Copy out the entries exactly, from the first line to the last.
======
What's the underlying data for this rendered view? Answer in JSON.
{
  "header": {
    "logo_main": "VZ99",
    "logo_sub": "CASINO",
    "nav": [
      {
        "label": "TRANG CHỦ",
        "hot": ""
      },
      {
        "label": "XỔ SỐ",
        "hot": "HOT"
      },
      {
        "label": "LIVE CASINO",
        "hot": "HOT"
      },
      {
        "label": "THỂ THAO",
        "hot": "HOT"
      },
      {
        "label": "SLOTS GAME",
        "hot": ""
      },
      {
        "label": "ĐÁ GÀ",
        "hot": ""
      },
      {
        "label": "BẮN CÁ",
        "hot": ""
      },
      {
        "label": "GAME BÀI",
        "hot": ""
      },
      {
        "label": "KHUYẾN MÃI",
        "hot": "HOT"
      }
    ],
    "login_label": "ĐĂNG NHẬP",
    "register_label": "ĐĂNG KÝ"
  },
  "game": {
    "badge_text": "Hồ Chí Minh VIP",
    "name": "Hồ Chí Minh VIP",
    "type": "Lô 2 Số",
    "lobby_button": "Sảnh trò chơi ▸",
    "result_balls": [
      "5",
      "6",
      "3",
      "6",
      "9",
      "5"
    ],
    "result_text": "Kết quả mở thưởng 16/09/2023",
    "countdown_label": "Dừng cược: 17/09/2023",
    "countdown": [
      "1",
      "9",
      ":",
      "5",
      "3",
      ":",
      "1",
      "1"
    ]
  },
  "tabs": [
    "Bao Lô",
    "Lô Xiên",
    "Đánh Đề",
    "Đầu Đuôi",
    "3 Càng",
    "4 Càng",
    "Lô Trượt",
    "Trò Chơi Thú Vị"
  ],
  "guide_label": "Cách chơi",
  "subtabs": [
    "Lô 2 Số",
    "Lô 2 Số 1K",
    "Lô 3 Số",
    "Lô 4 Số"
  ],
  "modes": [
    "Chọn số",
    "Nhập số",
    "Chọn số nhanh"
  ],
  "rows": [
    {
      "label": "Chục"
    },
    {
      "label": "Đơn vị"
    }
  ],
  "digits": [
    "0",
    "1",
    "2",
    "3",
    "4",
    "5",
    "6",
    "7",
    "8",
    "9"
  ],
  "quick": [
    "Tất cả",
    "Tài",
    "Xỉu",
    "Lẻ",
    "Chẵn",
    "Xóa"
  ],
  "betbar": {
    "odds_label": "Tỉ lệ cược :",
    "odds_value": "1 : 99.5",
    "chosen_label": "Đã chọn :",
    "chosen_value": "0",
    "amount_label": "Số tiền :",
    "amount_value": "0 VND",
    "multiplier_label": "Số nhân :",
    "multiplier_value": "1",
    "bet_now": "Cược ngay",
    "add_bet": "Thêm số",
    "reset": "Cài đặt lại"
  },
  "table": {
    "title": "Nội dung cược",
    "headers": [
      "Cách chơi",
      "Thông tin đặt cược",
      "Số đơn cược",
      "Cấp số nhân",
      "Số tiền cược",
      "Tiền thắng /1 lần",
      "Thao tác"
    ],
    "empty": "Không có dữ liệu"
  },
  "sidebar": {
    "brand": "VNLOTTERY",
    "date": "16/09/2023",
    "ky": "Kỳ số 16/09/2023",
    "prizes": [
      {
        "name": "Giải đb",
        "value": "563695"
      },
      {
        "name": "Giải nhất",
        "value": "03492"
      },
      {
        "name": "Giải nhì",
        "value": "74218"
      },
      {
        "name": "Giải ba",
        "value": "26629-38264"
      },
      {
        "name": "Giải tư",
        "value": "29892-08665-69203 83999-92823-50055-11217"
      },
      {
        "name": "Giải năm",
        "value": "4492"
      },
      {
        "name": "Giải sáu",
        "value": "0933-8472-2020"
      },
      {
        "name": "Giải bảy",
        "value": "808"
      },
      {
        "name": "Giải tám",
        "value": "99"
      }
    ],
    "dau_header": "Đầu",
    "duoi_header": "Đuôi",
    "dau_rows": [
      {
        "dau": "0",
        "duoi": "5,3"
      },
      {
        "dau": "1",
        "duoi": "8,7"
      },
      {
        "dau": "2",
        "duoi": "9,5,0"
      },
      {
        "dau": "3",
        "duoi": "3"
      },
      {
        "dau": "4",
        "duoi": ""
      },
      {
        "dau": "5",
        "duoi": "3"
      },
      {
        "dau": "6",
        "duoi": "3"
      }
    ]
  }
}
======
> _Solution below_:
What's the underlying data for this rendered view? Answer in JSON.
{
  "header": {
    "logo_main": "VZ99",
    "logo_sub": "CASINO",
    "nav": [
      {
        "label": "TRANG CHỦ",
        "hot": ""
      },
      {
        "label": "XỔ SỐ",
        "hot": "HOT"
      },
      {
        "label": "LIVE CASINO",
        "hot": "HOT"
      },
      {
        "label": "THỂ THAO",
        "hot": "HOT"
      },
      {
        "label": "SLOTS GAME",
        "hot": ""
      },
      {
        "label": "ĐÁ GÀ",
        "hot": ""
      },
      {
        "label": "BẮN CÁ",
        "hot": ""
      },
      {
        "label": "GAME BÀI",
        "hot": ""
      },
      {
        "label": "KHUYẾN MÃI",
        "hot": "HOT"
      }
    ],
    "login_label": "ĐĂNG NHẬP",
    "register_label": "ĐĂNG KÝ"
  },
  "game": {
    "badge_text": "Hồ Chí Minh VIP",
    "name": "Hồ Chí Minh VIP",
    "type": "Lô 2 Số",
    "lobby_button": "Sảnh trò chơi ▸",
    "result_balls": [
      "5",
      "6",
      "3",
      "6",
      "9",
      "5"
    ],
    "result_text": "Kết quả mở thưởng 16/09/2023",
    "countdown_label": "Dừng cược: 17/09/2023",
    "countdown": [
      "1",
      "9",
      ":",
      "5",
      "3",
      ":",
      "1",
      "1"
    ]
  },
  "tabs": [
    "Bao Lô",
    "Lô Xiên",
    "Đánh Đề",
    "Đầu Đuôi",
    "3 Càng",
    "4 Càng",
    "Lô Trượt",
    "Trò Chơi Thú Vị"
  ],
  "guide_label": "Cách chơi",
  "subtabs": [
    "Lô 2 Số",
    "Lô 2 Số 1K",
    "Lô 3 Số",
    "Lô 4 Số"
  ],
  "modes": [
    "Chọn số",
    "Nhập số",
    "Chọn số nhanh"
  ],
  "rows": [
    {
      "label": "Chục"
    },
    {
      "label": "Đơn vị"
    }
  ],
  "digits": [
    "0",
    "1",
    "2",
    "3",
    "4",
    "5",
    "6",
    "7",
    "8",
    "9"
  ],
  "quick": [
    "Tất cả",
    "Tài",
    "Xỉu",
    "Lẻ",
    "Chẵn",
    "Xóa"
  ],
  "betbar": {
    "odds_label": "Tỉ lệ cược :",
    "odds_value": "1 : 99.5",
    "chosen_label": "Đã chọn :",
    "chosen_value": "0",
    "amount_label": "Số tiền :",
    "amount_value": "0 VND",
    "multiplier_label": "Số nhân :",
    "multiplier_value": "1",
    "bet_now": "Cược ngay",
    "add_bet": "Thêm số",
    "reset": "Cài đặt lại"
  },
  "table": {
    "title": "Nội dung cược",
    "headers": [
      "Cách chơi",
      "Thông tin đặt cược",
      "Số đơn cược",
      "Cấp số nhân",
      "Số tiền cược",
      "Tiền thắng /1 lần",
      "Thao tác"
    ],
    "empty": "Không có dữ liệu"
  },
  "sidebar": {
    "brand": "VNLOTTERY",
    "date": "16/09/2023",
    "ky": "Kỳ số 16/09/2023",
    "prizes": [
      {
        "name": "Giải đb",
        "value": "563695"
      },
      {
        "name": "Giải nhất",
        "value": "03492"
      },
      {
        "name": "Giải nhì",
        "value": "74218"
      },
      {
        "name": "Giải ba",
        "value": "26629-38264"
      },
      {
        "name": "Giải tư",
        "value": "29892-08665-69203 83999-92823-50055-11217"
      },
      {
        "name": "Giải năm",
        "value": "4492"
      },
      {
        "name": "Giải sáu",
        "value": "0933-8472-2020"
      },
      {
        "name": "Giải bảy",
        "value": "808"
      },
      {
        "name": "Giải tám",
        "value": "99"
      }
    ],
    "dau_header": "Đầu",
    "duoi_header": "Đuôi",
    "dau_rows": [
      {
        "dau": "0",
        "duoi": "5,3"
      },
      {
        "dau": "1",
        "duoi": "8,7"
      },
      {
        "dau": "2",
        "duoi": "9,5,0"
      },
      {
        "dau": "3",
        "duoi": "3"
      },
      {
        "dau": "4",
        "duoi": ""
      },
      {
        "dau": "5",
        "duoi": "3"
      },
      {
        "dau": "6",
        "duoi": "3"
      }
    ]
  }
}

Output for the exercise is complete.